■ TASK TO COMPLETE: List all lines of the data that include the string "اعتمادات".

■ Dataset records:
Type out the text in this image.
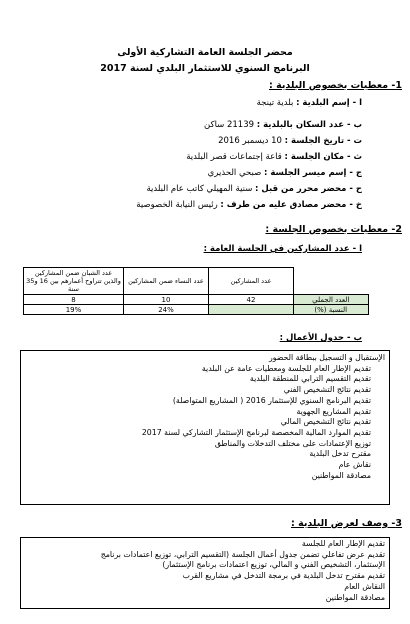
محضر الجلسة العامة التشاركية الأولى
البرنامج السنوي للاستثمار البلدي لسنة 2017
1- معطيات بخصوص البلدية :
ا - إسم البلدية : بلدية تينجة
ب - عدد السكان بالبلدية : 21139 ساكن
ت - تاريخ الجلسة : 10 ديسمبر 2016
ث - مكان الجلسة : قاعة إجتماعات قصر البلدية
ج - إسم ميسر الجلسة : صبحي الحذيري
ح - محضر محرر من قبل : سنية المهيلي كاتب عام البلدية
خ - محضر مصادق عليه من طرف : رئيس النيابة الخصوصية
2- معطيات بخصوص الجلسة :
ا - عدد المشاركين في الجلسة العامة :
	عدد المشاركين	عدد النساء ضمن المشاركين	عدد الشبان ضمن المشاركين والذين تتراوح أعمارهم بين 16 و35 سنة
العدد الجملي	42	10	8
النسبة (%)		24%	19%
ب - جدول الأعمال :
الإستقبال و التسجيل ببطاقة الحضور
تقديم الإطار العام للجلسة ومعطيات عامة عن البلدية
تقديم التقسيم الترابي للمنطقة البلدية
تقديم نتائج التشخيص الفني
تقديم البرنامج السنوي للإستثمار 2016 ( المشاريع المتواصلة)
تقديم المشاريع الجهوية
تقديم نتائج التشخيص المالي
تقديم الموارد المالية المخصصة لبرنامج الإستثمار التشاركي لسنة 2017
توزيع الإعتمادات على مختلف التدخلات والمناطق
مقترح تدخل البلدية
نقاش عام
مصادقة المواطنين
3- وصف لعرض البلدية :
تقديم الإطار العام للجلسة
تقديم عرض تفاعلي تضمن جدول أعمال الجلسة (التقسيم الترابي، توزيع اعتمادات برنامج
الإستثمار، التشخيص الفني و المالي، توزيع اعتمادات برنامج الإستثمار)
تقديم مقترح تدخل البلدية في برمجة التدخل في مشاريع القرب
النقاش العام
مصادقة المواطنين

■ CORRECT ANSWER:
تقديم عرض تفاعلي تضمن جدول أعمال الجلسة (التقسيم الترابي، توزيع اعتمادات برنامج
الإستثمار، التشخيص الفني و المالي، توزيع اعتمادات برنامج الإستثمار)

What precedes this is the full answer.